[Collection entries]

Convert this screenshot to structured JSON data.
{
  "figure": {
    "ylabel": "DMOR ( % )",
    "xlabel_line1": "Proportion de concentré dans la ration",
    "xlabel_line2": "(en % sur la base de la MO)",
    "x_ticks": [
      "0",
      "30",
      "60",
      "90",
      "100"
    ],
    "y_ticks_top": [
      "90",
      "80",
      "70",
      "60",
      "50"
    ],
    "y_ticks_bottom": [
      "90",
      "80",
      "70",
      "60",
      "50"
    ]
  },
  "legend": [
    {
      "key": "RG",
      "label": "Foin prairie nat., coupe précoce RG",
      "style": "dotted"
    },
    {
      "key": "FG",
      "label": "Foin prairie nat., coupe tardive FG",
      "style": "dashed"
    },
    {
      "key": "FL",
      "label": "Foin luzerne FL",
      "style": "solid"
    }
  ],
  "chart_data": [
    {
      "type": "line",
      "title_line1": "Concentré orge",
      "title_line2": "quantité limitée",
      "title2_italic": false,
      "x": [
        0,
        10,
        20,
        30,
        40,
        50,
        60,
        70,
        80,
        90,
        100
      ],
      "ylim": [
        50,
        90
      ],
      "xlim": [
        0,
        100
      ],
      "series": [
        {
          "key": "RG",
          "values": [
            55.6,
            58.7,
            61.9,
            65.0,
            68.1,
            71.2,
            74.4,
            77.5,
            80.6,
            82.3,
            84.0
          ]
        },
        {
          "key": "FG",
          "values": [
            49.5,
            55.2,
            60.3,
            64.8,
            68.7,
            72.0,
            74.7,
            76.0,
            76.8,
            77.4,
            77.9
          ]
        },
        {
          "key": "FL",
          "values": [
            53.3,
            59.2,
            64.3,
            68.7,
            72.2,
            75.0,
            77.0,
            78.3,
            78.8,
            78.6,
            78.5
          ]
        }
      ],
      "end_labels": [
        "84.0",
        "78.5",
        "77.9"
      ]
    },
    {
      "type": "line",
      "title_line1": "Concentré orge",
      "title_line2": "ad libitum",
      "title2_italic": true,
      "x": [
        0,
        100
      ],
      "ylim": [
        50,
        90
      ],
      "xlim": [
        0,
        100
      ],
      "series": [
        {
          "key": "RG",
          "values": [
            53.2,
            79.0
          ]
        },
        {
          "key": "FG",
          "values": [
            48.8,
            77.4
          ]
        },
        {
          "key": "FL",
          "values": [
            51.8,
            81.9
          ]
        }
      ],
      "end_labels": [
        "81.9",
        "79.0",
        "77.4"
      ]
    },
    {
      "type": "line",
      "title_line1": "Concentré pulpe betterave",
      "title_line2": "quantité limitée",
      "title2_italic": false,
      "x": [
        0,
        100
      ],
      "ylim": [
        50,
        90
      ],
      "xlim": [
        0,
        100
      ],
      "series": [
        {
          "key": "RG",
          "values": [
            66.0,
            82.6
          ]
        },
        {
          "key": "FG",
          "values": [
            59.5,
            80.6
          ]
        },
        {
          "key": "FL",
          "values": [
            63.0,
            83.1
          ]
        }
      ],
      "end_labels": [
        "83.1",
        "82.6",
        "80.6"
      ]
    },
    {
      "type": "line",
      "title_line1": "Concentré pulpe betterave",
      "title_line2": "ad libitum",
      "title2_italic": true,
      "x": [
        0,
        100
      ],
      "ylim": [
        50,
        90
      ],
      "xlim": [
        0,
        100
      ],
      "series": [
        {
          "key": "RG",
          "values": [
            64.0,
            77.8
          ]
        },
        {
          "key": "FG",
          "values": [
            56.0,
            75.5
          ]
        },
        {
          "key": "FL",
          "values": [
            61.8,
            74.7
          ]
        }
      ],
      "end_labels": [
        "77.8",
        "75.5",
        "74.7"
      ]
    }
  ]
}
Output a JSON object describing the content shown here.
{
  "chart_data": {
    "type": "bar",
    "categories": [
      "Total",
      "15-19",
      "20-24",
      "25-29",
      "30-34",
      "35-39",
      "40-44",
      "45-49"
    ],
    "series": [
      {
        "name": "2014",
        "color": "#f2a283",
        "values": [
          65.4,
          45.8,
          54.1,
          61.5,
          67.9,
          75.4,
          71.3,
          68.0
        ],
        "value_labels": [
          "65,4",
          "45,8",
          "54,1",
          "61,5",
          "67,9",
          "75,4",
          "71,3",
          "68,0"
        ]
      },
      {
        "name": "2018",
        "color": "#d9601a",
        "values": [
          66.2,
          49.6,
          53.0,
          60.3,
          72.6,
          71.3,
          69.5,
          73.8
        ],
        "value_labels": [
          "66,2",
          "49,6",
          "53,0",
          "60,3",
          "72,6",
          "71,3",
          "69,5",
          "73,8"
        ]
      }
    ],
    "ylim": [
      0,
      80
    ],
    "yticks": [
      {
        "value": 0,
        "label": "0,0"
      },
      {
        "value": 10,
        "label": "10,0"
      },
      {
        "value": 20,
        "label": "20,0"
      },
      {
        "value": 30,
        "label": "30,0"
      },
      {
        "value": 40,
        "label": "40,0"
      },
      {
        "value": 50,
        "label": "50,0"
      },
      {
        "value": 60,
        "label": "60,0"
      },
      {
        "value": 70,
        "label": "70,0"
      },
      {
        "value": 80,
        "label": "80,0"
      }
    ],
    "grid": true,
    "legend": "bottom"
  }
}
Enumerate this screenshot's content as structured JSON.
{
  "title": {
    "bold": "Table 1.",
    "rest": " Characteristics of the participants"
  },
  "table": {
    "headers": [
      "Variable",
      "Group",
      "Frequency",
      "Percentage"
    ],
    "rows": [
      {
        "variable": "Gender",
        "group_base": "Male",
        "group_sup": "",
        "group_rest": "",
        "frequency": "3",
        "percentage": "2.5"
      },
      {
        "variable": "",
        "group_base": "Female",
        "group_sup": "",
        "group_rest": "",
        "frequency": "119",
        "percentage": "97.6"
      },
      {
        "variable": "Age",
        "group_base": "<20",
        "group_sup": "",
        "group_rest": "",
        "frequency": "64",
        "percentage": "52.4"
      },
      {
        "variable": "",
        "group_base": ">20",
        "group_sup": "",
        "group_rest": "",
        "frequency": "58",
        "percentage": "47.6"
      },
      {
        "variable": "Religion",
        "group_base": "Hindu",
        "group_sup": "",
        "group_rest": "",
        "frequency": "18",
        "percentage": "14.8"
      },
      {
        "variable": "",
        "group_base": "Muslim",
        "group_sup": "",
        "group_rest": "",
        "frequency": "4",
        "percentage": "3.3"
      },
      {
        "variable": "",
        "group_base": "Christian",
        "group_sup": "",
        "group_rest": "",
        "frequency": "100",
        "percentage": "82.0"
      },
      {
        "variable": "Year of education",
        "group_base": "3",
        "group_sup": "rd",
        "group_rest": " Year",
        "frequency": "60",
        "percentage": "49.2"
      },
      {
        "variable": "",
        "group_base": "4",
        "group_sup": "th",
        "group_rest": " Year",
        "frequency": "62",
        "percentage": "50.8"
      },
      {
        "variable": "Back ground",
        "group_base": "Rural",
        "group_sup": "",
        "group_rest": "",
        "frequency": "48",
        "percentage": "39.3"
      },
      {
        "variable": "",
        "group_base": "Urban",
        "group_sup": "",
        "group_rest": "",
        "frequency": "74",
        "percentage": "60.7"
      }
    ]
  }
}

● THE PROBLEM
Take the data above and return it exactly.

● THE REPLY
Convert this screenshot to structured JSON data.
{
  "figure": {
    "ylabel": "DMOR ( % )",
    "xlabel_line1": "Proportion de concentré dans la ration",
    "xlabel_line2": "(en % sur la base de la MO)",
    "x_ticks": [
      "0",
      "30",
      "60",
      "90",
      "100"
    ],
    "y_ticks_top": [
      "90",
      "80",
      "70",
      "60",
      "50"
    ],
    "y_ticks_bottom": [
      "90",
      "80",
      "70",
      "60",
      "50"
    ]
  },
  "legend": [
    {
      "key": "RG",
      "label": "Foin prairie nat., coupe précoce RG",
      "style": "dotted"
    },
    {
      "key": "FG",
      "label": "Foin prairie nat., coupe tardive FG",
      "style": "dashed"
    },
    {
      "key": "FL",
      "label": "Foin luzerne FL",
      "style": "solid"
    }
  ],
  "chart_data": [
    {
      "type": "line",
      "title_line1": "Concentré orge",
      "title_line2": "quantité limitée",
      "title2_italic": false,
      "x": [
        0,
        10,
        20,
        30,
        40,
        50,
        60,
        70,
        80,
        90,
        100
      ],
      "ylim": [
        50,
        90
      ],
      "xlim": [
        0,
        100
      ],
      "series": [
        {
          "key": "RG",
          "values": [
            55.6,
            58.7,
            61.9,
            65.0,
            68.1,
            71.2,
            74.4,
            77.5,
            80.6,
            82.3,
            84.0
          ]
        },
        {
          "key": "FG",
          "values": [
            49.5,
            55.2,
            60.3,
            64.8,
            68.7,
            72.0,
            74.7,
            76.0,
            76.8,
            77.4,
            77.9
          ]
        },
        {
          "key": "FL",
          "values": [
            53.3,
            59.2,
            64.3,
            68.7,
            72.2,
            75.0,
            77.0,
            78.3,
            78.8,
            78.6,
            78.5
          ]
        }
      ],
      "end_labels": [
        "84.0",
        "78.5",
        "77.9"
      ]
    },
    {
      "type": "line",
      "title_line1": "Concentré orge",
      "title_line2": "ad libitum",
      "title2_italic": true,
      "x": [
        0,
        100
      ],
      "ylim": [
        50,
        90
      ],
      "xlim": [
        0,
        100
      ],
      "series": [
        {
          "key": "RG",
          "values": [
            53.2,
            79.0
          ]
        },
        {
          "key": "FG",
          "values": [
            48.8,
            77.4
          ]
        },
        {
          "key": "FL",
          "values": [
            51.8,
            81.9
          ]
        }
      ],
      "end_labels": [
        "81.9",
        "79.0",
        "77.4"
      ]
    },
    {
      "type": "line",
      "title_line1": "Concentré pulpe betterave",
      "title_line2": "quantité limitée",
      "title2_italic": false,
      "x": [
        0,
        100
      ],
      "ylim": [
        50,
        90
      ],
      "xlim": [
        0,
        100
      ],
      "series": [
        {
          "key": "RG",
          "values": [
            66.0,
            82.6
          ]
        },
        {
          "key": "FG",
          "values": [
            59.5,
            80.6
          ]
        },
        {
          "key": "FL",
          "values": [
            63.0,
            83.1
          ]
        }
      ],
      "end_labels": [
        "83.1",
        "82.6",
        "80.6"
      ]
    },
    {
      "type": "line",
      "title_line1": "Concentré pulpe betterave",
      "title_line2": "ad libitum",
      "title2_italic": true,
      "x": [
        0,
        100
      ],
      "ylim": [
        50,
        90
      ],
      "xlim": [
        0,
        100
      ],
      "series": [
        {
          "key": "RG",
          "values": [
            64.0,
            77.8
          ]
        },
        {
          "key": "FG",
          "values": [
            56.0,
            75.5
          ]
        },
        {
          "key": "FL",
          "values": [
            61.8,
            74.7
          ]
        }
      ],
      "end_labels": [
        "77.8",
        "75.5",
        "74.7"
      ]
    }
  ]
}
Output a JSON object describing the content shown here.
{
  "chart_data": {
    "type": "bar",
    "categories": [
      "Total",
      "15-19",
      "20-24",
      "25-29",
      "30-34",
      "35-39",
      "40-44",
      "45-49"
    ],
    "series": [
      {
        "name": "2014",
        "color": "#f2a283",
        "values": [
          65.4,
          45.8,
          54.1,
          61.5,
          67.9,
          75.4,
          71.3,
          68.0
        ],
        "value_labels": [
          "65,4",
          "45,8",
          "54,1",
          "61,5",
          "67,9",
          "75,4",
          "71,3",
          "68,0"
        ]
      },
      {
        "name": "2018",
        "color": "#d9601a",
        "values": [
          66.2,
          49.6,
          53.0,
          60.3,
          72.6,
          71.3,
          69.5,
          73.8
        ],
        "value_labels": [
          "66,2",
          "49,6",
          "53,0",
          "60,3",
          "72,6",
          "71,3",
          "69,5",
          "73,8"
        ]
      }
    ],
    "ylim": [
      0,
      80
    ],
    "yticks": [
      {
        "value": 0,
        "label": "0,0"
      },
      {
        "value": 10,
        "label": "10,0"
      },
      {
        "value": 20,
        "label": "20,0"
      },
      {
        "value": 30,
        "label": "30,0"
      },
      {
        "value": 40,
        "label": "40,0"
      },
      {
        "value": 50,
        "label": "50,0"
      },
      {
        "value": 60,
        "label": "60,0"
      },
      {
        "value": 70,
        "label": "70,0"
      },
      {
        "value": 80,
        "label": "80,0"
      }
    ],
    "grid": true,
    "legend": "bottom"
  }
}
Enumerate this screenshot's content as structured JSON.
{
  "title": {
    "bold": "Table 1.",
    "rest": " Characteristics of the participants"
  },
  "table": {
    "headers": [
      "Variable",
      "Group",
      "Frequency",
      "Percentage"
    ],
    "rows": [
      {
        "variable": "Gender",
        "group_base": "Male",
        "group_sup": "",
        "group_rest": "",
        "frequency": "3",
        "percentage": "2.5"
      },
      {
        "variable": "",
        "group_base": "Female",
        "group_sup": "",
        "group_rest": "",
        "frequency": "119",
        "percentage": "97.6"
      },
      {
        "variable": "Age",
        "group_base": "<20",
        "group_sup": "",
        "group_rest": "",
        "frequency": "64",
        "percentage": "52.4"
      },
      {
        "variable": "",
        "group_base": ">20",
        "group_sup": "",
        "group_rest": "",
        "frequency": "58",
        "percentage": "47.6"
      },
      {
        "variable": "Religion",
        "group_base": "Hindu",
        "group_sup": "",
        "group_rest": "",
        "frequency": "18",
        "percentage": "14.8"
      },
      {
        "variable": "",
        "group_base": "Muslim",
        "group_sup": "",
        "group_rest": "",
        "frequency": "4",
        "percentage": "3.3"
      },
      {
        "variable": "",
        "group_base": "Christian",
        "group_sup": "",
        "group_rest": "",
        "frequency": "100",
        "percentage": "82.0"
      },
      {
        "variable": "Year of education",
        "group_base": "3",
        "group_sup": "rd",
        "group_rest": " Year",
        "frequency": "60",
        "percentage": "49.2"
      },
      {
        "variable": "",
        "group_base": "4",
        "group_sup": "th",
        "group_rest": " Year",
        "frequency": "62",
        "percentage": "50.8"
      },
      {
        "variable": "Back ground",
        "group_base": "Rural",
        "group_sup": "",
        "group_rest": "",
        "frequency": "48",
        "percentage": "39.3"
      },
      {
        "variable": "",
        "group_base": "Urban",
        "group_sup": "",
        "group_rest": "",
        "frequency": "74",
        "percentage": "60.7"
      }
    ]
  }
}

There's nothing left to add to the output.